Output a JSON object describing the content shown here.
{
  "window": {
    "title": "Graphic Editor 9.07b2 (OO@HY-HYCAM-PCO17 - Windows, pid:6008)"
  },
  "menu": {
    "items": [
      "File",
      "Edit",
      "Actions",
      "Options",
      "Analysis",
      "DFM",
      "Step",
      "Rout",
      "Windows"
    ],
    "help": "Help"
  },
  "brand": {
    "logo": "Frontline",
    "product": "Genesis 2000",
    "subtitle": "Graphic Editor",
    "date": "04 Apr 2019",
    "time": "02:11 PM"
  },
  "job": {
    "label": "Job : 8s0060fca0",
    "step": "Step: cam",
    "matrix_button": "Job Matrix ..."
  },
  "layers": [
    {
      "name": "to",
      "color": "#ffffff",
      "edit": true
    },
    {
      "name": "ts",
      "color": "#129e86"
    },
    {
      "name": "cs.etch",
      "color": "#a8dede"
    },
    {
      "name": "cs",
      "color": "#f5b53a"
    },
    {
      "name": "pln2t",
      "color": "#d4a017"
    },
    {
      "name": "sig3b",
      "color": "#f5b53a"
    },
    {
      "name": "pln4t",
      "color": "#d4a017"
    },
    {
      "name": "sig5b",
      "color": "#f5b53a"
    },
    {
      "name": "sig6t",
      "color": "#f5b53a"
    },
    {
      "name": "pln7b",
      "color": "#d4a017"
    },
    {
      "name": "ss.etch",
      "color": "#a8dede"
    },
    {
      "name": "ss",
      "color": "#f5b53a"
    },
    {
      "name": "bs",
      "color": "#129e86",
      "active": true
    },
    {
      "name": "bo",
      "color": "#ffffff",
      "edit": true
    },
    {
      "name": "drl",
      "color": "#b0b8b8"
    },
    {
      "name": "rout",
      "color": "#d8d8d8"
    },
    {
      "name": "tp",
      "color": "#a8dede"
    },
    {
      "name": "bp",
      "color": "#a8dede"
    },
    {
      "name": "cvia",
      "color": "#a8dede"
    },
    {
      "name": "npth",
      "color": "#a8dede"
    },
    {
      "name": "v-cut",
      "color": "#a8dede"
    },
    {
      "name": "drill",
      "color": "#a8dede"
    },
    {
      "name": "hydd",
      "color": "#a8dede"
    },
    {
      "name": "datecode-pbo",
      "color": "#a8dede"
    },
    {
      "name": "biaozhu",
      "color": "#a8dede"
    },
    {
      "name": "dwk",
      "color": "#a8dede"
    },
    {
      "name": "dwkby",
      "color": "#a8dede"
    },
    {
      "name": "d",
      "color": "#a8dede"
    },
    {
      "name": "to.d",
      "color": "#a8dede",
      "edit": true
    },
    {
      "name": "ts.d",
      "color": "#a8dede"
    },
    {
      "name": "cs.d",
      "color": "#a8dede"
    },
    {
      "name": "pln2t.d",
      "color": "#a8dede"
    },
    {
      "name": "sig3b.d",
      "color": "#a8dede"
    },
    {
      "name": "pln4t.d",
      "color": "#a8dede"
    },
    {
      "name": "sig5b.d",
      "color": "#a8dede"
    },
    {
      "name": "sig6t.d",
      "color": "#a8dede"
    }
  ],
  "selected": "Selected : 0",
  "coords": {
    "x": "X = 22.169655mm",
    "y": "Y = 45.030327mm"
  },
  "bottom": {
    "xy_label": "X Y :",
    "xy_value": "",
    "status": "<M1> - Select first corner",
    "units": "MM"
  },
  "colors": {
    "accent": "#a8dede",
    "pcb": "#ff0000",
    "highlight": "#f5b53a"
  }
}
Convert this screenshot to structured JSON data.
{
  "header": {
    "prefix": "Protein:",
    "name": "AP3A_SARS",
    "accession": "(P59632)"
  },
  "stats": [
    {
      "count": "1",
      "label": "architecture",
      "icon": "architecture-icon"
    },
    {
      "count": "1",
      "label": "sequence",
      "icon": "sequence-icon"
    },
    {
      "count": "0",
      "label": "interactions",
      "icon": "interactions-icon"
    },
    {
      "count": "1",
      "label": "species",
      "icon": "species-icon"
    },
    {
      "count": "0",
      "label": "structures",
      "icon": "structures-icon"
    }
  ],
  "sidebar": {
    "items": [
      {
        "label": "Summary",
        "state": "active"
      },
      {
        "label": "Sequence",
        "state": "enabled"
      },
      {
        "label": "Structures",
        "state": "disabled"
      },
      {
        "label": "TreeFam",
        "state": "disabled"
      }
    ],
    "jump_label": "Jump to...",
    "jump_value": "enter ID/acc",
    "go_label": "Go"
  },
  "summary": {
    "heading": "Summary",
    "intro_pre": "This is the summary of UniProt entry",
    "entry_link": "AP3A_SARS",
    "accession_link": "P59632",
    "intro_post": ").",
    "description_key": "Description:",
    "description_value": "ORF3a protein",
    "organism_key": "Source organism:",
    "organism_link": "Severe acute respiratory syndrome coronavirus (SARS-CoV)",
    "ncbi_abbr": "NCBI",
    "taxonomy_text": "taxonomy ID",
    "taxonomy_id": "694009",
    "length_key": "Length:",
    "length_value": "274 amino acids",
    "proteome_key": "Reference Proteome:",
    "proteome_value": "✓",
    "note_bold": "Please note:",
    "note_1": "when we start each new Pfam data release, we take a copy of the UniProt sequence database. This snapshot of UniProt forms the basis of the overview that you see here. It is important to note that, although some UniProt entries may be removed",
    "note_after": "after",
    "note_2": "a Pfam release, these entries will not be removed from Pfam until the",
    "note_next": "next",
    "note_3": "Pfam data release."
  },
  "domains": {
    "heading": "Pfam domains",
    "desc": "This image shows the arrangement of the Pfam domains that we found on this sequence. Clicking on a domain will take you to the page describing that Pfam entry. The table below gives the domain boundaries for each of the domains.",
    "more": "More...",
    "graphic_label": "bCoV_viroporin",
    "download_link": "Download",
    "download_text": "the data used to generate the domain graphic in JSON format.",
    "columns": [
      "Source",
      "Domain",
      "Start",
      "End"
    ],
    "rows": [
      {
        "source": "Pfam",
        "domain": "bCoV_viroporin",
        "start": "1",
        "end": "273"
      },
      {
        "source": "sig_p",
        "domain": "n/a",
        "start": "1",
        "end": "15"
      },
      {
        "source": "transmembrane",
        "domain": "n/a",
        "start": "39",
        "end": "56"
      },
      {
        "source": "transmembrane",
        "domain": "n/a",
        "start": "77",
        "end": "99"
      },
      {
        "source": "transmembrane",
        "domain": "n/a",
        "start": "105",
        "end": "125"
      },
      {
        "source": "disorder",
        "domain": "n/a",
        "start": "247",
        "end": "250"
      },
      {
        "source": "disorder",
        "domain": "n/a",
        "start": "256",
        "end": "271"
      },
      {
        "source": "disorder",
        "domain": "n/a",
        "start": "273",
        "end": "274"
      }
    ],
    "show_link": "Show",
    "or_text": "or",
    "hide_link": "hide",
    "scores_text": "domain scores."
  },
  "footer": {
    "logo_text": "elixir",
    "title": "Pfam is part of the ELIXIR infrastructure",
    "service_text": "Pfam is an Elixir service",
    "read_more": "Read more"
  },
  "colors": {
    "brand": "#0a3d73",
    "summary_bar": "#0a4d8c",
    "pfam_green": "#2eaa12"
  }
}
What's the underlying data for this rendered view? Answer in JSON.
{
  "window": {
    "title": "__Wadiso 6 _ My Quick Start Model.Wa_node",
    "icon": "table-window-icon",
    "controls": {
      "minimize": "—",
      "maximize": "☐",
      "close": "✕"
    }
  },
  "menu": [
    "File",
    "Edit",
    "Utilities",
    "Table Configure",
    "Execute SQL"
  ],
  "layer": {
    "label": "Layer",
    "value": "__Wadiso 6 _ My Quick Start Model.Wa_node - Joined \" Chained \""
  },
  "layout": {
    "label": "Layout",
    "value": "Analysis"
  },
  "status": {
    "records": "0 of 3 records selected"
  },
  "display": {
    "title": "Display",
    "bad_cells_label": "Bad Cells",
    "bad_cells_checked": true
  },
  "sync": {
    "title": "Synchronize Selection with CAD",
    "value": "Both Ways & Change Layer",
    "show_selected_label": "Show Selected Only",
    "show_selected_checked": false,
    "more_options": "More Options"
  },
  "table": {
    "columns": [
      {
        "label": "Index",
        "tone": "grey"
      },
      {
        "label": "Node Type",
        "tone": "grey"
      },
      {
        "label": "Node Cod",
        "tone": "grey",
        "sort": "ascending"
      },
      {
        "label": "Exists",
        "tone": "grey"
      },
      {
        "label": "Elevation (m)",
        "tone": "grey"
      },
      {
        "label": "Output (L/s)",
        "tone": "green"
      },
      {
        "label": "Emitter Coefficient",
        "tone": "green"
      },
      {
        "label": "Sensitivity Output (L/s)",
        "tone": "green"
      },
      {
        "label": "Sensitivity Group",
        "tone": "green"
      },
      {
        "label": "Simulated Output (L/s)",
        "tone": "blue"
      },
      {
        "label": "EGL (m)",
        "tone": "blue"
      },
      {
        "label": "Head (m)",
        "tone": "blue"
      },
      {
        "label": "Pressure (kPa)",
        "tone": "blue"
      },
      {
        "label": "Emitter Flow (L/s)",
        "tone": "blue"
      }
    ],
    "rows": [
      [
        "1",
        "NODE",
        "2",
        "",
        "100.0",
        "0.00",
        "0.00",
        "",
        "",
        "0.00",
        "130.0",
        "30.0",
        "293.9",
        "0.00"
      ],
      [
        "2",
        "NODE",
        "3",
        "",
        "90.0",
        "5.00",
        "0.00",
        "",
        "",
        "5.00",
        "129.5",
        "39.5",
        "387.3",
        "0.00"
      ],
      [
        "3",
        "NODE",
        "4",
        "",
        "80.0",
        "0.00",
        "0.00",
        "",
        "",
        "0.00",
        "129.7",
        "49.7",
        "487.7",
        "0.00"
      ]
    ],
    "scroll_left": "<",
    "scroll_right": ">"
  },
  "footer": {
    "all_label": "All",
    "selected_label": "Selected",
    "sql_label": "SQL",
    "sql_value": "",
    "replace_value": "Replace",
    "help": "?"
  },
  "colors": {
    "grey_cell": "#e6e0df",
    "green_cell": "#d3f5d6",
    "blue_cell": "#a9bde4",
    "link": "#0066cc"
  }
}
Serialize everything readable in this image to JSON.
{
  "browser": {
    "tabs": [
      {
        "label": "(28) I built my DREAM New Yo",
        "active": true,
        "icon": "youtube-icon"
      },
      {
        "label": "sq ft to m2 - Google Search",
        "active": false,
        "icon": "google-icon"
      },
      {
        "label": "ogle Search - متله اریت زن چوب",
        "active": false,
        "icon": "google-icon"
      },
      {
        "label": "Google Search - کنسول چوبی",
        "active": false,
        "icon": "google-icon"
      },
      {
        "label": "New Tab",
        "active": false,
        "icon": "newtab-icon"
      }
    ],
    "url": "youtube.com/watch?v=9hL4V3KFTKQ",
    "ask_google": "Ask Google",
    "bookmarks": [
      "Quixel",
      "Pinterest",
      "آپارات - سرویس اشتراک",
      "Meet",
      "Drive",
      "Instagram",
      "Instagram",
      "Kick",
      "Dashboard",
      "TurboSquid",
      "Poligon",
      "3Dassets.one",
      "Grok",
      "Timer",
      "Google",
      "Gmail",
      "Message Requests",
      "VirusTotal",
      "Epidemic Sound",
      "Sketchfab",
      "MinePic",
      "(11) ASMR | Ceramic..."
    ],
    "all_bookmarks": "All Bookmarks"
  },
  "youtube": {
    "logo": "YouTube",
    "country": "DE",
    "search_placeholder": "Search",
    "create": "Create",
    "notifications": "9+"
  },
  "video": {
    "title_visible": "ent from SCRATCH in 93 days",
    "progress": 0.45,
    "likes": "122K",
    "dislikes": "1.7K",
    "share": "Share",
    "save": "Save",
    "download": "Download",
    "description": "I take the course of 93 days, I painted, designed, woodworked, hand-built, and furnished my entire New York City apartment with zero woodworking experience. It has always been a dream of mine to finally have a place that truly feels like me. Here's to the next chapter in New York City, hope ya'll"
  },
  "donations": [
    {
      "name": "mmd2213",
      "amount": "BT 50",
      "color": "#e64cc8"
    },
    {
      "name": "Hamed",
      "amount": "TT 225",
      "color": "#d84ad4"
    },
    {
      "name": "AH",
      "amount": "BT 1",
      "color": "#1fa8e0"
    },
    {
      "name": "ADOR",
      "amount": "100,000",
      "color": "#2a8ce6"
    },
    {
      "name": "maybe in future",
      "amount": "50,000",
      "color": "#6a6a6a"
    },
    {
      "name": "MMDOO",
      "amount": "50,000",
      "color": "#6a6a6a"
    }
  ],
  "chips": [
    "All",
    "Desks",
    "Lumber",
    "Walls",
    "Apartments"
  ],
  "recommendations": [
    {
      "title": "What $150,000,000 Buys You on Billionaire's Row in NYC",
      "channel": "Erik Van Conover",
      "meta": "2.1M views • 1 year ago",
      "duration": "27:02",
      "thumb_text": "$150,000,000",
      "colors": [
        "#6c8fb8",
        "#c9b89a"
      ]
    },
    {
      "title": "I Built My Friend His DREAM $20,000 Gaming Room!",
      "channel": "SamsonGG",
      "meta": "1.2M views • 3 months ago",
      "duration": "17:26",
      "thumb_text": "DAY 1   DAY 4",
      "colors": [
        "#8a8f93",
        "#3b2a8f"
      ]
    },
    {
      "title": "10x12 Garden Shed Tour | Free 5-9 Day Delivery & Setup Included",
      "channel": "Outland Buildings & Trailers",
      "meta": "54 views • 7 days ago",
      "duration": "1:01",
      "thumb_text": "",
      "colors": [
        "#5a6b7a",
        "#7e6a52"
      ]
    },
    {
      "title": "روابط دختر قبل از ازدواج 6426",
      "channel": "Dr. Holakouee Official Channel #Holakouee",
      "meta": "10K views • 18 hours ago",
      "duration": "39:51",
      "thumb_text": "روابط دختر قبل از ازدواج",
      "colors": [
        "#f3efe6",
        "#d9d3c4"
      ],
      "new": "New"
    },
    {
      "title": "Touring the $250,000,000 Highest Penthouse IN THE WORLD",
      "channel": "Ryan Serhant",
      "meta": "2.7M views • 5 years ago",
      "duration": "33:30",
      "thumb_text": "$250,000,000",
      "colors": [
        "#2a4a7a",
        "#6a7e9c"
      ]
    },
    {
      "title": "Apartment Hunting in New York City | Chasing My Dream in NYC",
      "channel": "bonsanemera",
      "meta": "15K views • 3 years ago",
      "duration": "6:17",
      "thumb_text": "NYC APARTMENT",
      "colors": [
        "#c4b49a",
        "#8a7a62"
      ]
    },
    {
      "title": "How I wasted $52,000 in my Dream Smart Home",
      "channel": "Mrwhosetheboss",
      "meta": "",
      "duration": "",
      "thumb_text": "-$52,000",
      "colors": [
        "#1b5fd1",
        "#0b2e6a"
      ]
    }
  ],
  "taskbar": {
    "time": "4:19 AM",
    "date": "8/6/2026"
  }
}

****

Prompt:
Retrieve each line of the data in which the word "status" can be found.

Result for this task:
    "status": "<M1> - Select first corner",
  "status": {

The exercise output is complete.